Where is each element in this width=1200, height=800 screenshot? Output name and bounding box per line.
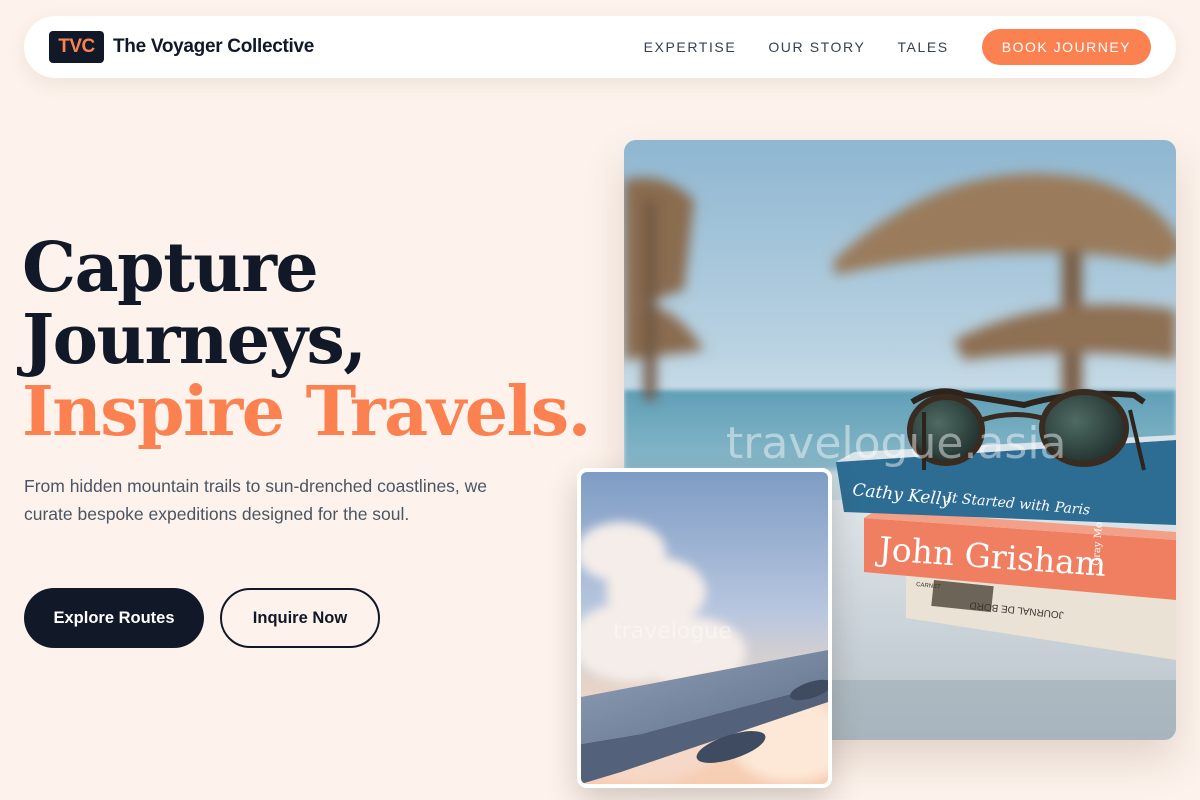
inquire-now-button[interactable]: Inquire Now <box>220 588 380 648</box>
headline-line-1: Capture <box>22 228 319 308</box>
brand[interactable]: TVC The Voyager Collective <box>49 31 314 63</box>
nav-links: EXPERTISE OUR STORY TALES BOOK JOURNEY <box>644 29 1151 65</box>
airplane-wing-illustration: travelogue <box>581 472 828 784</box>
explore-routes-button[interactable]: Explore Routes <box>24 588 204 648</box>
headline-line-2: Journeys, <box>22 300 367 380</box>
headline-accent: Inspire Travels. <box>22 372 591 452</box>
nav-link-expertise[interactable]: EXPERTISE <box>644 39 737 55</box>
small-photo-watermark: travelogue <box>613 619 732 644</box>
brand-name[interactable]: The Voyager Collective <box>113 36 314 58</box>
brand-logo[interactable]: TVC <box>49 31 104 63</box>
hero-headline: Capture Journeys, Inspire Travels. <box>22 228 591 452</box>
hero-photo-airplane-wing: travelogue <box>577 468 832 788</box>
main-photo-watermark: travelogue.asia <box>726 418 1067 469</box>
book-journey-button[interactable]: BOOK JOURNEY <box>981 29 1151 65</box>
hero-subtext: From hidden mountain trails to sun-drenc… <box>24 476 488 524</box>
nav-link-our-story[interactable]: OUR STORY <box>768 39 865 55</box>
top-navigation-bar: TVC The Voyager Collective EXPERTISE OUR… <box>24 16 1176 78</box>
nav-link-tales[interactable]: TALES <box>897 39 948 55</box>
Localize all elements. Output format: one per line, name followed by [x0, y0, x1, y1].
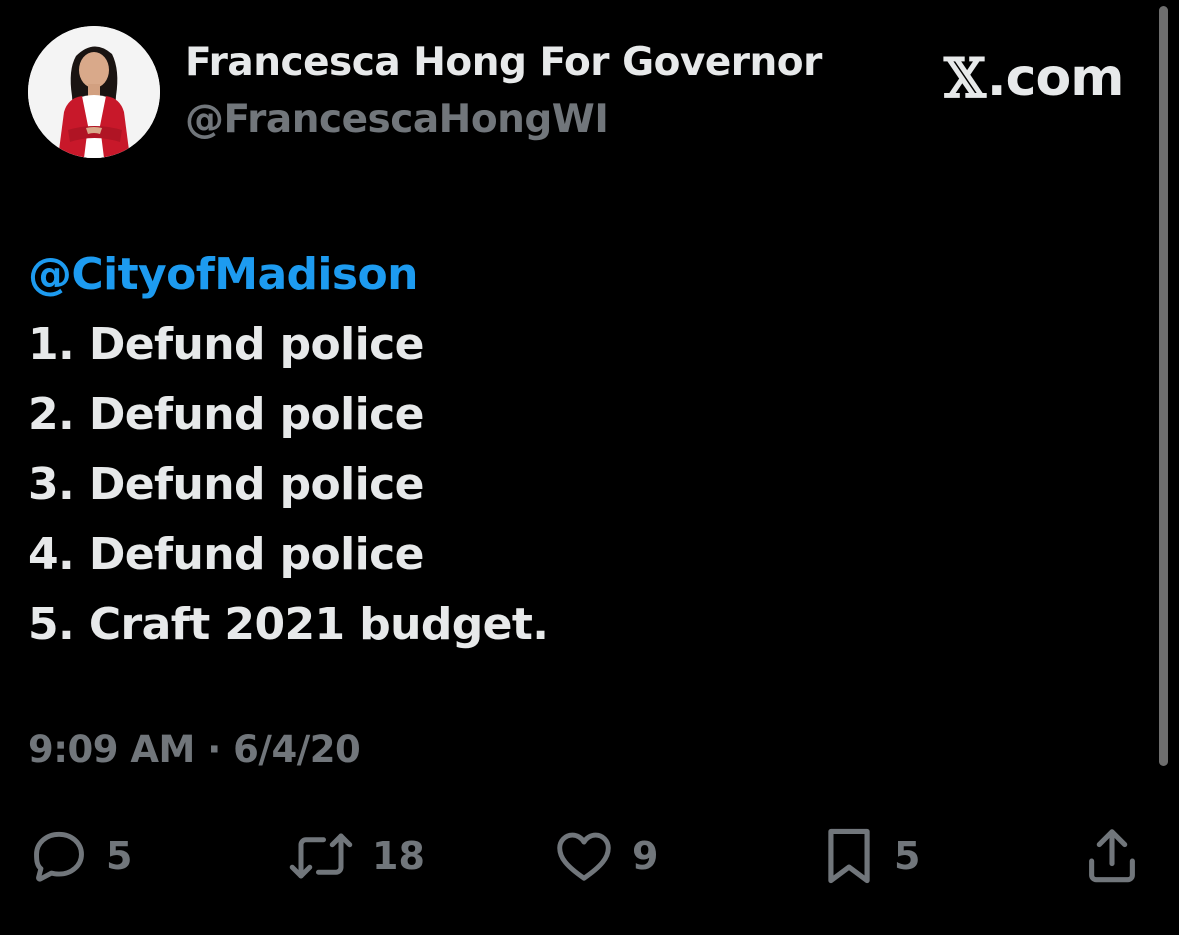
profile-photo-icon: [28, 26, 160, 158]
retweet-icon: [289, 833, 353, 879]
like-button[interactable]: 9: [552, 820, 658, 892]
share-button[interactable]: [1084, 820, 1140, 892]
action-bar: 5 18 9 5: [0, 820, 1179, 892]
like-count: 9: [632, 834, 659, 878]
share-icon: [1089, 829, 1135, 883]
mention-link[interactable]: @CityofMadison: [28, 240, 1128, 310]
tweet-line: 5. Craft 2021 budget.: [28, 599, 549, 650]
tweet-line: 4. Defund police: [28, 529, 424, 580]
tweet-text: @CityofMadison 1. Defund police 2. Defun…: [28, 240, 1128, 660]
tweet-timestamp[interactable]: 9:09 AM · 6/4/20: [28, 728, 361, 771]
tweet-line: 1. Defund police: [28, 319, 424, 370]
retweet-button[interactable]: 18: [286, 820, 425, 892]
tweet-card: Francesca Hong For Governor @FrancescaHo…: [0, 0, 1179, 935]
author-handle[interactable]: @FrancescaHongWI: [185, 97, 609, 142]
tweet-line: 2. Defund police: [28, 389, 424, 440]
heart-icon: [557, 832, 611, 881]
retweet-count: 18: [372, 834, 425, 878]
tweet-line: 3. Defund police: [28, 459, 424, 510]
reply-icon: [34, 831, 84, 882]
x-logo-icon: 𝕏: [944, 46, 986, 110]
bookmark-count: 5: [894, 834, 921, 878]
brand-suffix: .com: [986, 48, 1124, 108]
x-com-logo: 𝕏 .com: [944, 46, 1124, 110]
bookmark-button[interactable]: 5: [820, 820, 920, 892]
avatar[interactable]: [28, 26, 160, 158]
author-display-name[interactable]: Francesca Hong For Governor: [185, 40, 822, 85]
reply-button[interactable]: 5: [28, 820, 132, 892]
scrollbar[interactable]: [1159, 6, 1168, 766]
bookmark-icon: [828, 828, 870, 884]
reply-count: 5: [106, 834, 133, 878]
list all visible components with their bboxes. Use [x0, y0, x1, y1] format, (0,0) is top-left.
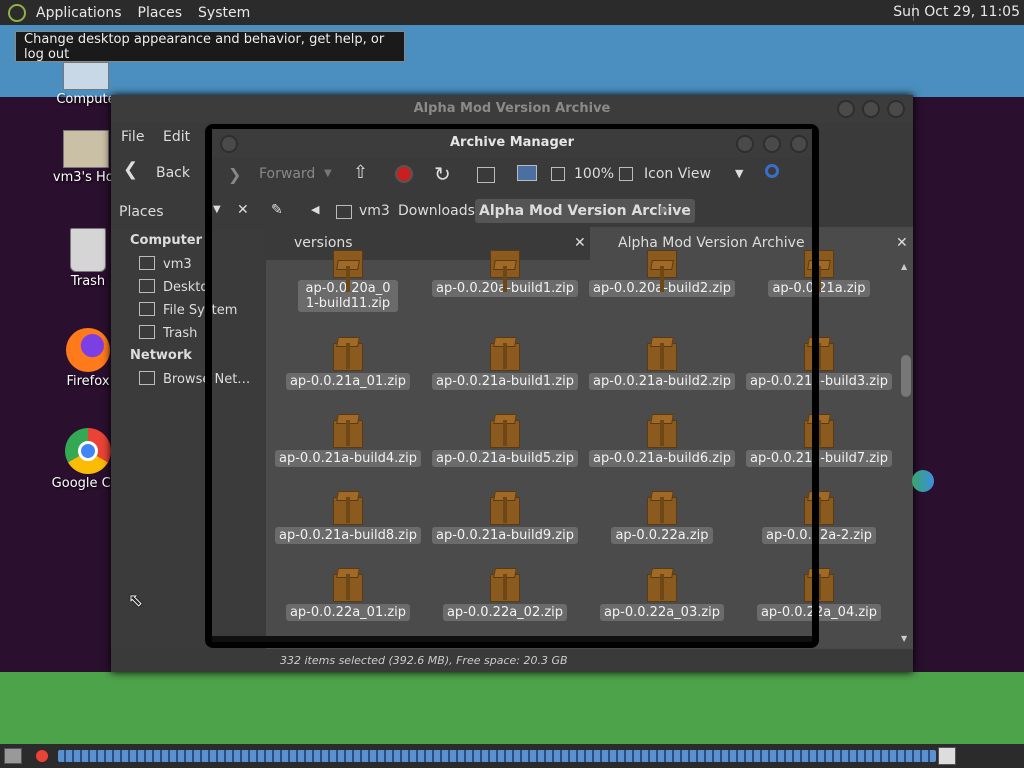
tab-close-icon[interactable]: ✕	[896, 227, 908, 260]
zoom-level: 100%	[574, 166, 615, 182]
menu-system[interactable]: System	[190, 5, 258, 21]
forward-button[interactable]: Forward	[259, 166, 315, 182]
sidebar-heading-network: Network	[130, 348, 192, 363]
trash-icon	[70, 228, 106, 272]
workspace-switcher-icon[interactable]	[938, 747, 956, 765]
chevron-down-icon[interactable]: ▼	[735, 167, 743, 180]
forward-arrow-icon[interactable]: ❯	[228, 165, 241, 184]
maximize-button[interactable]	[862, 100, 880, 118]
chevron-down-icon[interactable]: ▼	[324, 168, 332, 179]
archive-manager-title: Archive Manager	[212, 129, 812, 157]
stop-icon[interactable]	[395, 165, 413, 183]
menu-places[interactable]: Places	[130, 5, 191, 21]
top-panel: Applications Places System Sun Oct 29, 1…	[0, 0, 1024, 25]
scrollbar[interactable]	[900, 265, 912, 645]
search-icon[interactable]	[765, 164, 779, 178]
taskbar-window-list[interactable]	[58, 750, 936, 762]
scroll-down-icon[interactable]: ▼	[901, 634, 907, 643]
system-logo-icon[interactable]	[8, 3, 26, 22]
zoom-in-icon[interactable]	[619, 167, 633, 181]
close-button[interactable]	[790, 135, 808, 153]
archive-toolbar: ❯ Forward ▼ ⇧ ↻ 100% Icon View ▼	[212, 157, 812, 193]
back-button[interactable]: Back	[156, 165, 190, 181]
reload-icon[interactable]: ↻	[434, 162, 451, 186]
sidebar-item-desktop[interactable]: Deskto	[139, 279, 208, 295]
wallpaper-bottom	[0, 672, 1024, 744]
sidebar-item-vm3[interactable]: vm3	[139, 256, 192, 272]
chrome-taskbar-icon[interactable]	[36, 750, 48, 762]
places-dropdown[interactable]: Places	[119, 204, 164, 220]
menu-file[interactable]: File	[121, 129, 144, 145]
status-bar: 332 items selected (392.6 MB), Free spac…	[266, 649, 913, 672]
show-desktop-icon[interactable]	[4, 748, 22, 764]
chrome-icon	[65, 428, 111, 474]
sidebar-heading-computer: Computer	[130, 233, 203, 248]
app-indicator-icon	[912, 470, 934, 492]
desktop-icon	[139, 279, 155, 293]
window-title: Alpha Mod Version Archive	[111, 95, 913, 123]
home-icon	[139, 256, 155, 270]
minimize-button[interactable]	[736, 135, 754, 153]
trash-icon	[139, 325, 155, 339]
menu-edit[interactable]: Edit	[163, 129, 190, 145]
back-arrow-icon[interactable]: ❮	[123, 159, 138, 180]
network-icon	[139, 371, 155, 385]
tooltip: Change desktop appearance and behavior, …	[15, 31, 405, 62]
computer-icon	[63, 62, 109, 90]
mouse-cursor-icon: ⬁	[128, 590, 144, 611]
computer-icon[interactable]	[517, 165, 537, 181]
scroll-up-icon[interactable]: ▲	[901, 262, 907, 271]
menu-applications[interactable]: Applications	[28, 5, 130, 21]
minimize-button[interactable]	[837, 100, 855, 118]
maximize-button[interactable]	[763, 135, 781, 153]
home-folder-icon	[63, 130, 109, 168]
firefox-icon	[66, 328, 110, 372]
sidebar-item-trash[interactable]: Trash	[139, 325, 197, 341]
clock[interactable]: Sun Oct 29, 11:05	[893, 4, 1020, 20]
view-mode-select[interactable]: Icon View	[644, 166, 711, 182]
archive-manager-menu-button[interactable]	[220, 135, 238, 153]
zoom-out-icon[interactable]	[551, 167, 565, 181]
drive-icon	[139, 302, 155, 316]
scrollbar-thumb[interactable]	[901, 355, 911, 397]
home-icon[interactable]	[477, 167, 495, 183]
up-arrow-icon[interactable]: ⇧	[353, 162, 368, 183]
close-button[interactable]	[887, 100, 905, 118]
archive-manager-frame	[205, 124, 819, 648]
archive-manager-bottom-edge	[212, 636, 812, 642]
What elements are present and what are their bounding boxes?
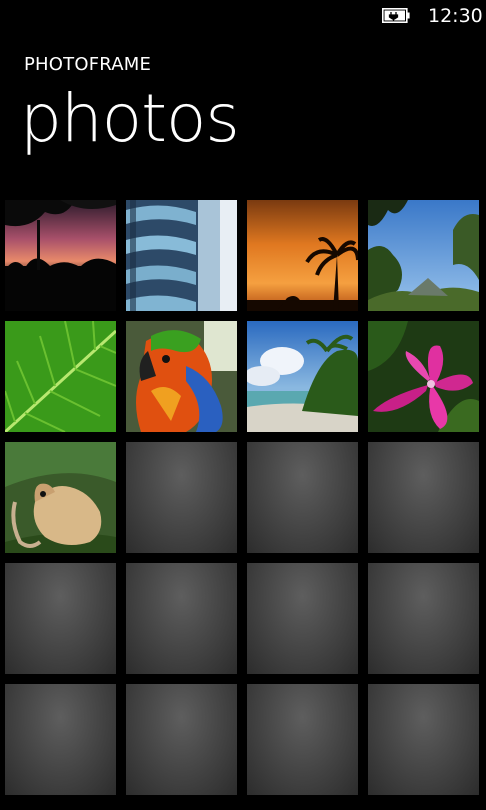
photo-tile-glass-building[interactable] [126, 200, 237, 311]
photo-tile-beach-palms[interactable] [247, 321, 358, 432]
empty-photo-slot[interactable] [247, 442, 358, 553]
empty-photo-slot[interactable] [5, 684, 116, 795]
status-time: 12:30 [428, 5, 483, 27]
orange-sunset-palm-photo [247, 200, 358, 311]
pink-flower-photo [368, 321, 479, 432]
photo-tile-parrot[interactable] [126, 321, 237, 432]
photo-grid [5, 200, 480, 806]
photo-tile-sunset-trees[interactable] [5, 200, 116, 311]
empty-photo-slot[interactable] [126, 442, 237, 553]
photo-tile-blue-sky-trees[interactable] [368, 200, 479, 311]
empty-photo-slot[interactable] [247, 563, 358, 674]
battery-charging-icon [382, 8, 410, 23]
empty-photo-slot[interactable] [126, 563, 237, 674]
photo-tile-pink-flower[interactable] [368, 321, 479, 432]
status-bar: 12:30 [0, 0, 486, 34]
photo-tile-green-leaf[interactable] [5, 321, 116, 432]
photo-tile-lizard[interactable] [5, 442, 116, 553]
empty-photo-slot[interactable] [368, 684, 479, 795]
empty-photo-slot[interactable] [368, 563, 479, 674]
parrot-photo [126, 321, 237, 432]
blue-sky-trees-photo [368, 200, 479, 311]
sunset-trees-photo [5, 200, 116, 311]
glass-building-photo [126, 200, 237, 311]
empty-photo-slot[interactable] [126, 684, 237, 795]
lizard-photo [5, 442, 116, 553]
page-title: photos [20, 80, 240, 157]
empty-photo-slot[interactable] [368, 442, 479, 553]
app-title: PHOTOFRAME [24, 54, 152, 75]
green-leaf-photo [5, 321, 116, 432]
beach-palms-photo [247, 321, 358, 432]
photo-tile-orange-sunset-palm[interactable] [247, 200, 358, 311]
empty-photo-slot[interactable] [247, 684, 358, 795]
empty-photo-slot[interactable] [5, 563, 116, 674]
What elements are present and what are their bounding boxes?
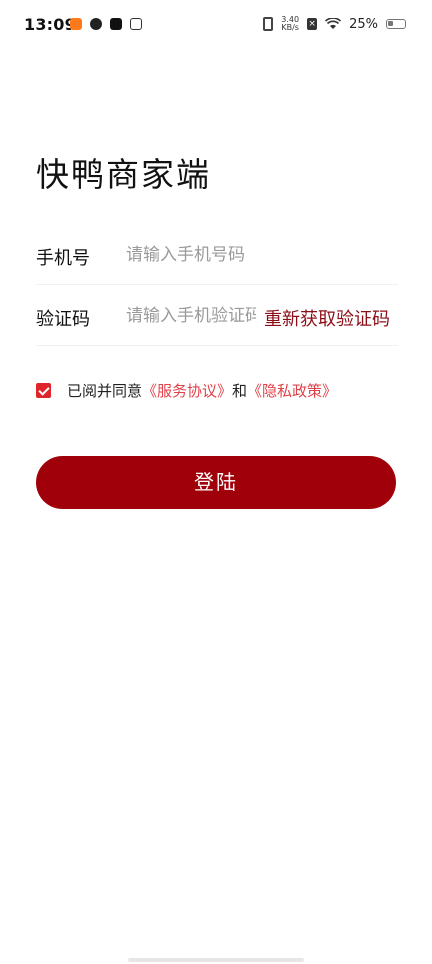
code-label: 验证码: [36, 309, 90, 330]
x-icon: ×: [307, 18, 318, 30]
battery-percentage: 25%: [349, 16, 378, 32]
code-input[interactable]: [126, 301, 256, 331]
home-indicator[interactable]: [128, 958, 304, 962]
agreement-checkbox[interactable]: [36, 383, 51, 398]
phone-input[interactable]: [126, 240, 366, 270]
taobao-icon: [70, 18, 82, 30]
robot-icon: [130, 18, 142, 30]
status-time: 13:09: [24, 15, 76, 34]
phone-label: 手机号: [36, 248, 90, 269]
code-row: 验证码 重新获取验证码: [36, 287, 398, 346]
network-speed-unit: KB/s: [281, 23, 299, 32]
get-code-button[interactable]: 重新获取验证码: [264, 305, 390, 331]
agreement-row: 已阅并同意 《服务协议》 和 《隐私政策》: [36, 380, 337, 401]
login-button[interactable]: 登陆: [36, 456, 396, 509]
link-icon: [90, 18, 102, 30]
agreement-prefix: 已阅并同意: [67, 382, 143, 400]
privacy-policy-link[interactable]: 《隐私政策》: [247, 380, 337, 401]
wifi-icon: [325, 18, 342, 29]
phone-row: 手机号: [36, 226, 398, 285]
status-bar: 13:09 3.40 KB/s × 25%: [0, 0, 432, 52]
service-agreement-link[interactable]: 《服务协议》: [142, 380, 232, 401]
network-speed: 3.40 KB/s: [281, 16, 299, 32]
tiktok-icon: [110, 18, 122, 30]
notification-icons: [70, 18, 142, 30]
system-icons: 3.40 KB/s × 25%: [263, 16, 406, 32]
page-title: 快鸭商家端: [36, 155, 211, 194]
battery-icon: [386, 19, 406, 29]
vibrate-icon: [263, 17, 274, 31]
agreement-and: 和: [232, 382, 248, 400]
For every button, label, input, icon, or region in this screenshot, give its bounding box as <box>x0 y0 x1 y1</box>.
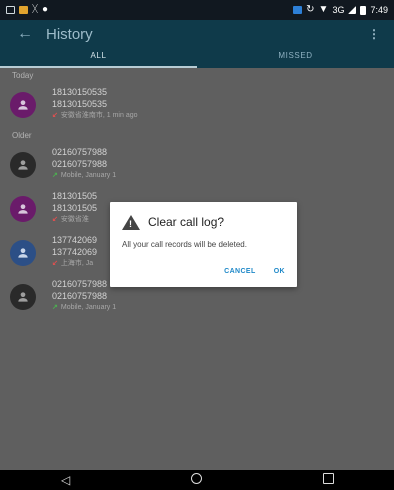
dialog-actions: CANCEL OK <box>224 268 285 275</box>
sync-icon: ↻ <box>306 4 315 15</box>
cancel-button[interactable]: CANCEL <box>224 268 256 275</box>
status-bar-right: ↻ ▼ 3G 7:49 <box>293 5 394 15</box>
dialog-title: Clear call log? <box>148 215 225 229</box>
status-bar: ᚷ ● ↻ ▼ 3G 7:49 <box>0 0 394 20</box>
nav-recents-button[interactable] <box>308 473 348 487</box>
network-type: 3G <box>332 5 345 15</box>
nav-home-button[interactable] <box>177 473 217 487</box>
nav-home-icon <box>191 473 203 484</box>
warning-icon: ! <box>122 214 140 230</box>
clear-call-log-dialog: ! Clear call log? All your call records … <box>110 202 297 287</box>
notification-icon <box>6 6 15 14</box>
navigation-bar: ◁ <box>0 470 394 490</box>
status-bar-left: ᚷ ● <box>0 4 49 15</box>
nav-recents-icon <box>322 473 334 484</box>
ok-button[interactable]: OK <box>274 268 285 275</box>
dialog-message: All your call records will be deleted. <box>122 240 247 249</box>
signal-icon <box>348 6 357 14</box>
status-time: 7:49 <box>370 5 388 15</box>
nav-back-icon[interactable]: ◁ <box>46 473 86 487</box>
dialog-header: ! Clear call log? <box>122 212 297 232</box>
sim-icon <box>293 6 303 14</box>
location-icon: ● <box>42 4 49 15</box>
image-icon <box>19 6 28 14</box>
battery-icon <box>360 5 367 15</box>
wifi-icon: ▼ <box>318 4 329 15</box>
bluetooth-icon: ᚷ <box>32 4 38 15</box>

----------------

## Written task
Repeat the items starting at the line that contains "profile-photo-icon: [28, 26, 160, 158]" and ending at the line that contains "mention-link[interactable]: @CityofMadison: [28, 240, 1128, 310]", both included.

## Response to the task
profile-photo-icon: [28, 26, 160, 158]
retweet-icon: [289, 833, 353, 879]
like-button[interactable]: 9: [552, 820, 658, 892]
share-button[interactable]: [1084, 820, 1140, 892]
action-bar: 5 18 9 5: [0, 820, 1179, 892]
like-count: 9: [632, 834, 659, 878]
share-icon: [1089, 829, 1135, 883]
mention-link[interactable]: @CityofMadison: [28, 240, 1128, 310]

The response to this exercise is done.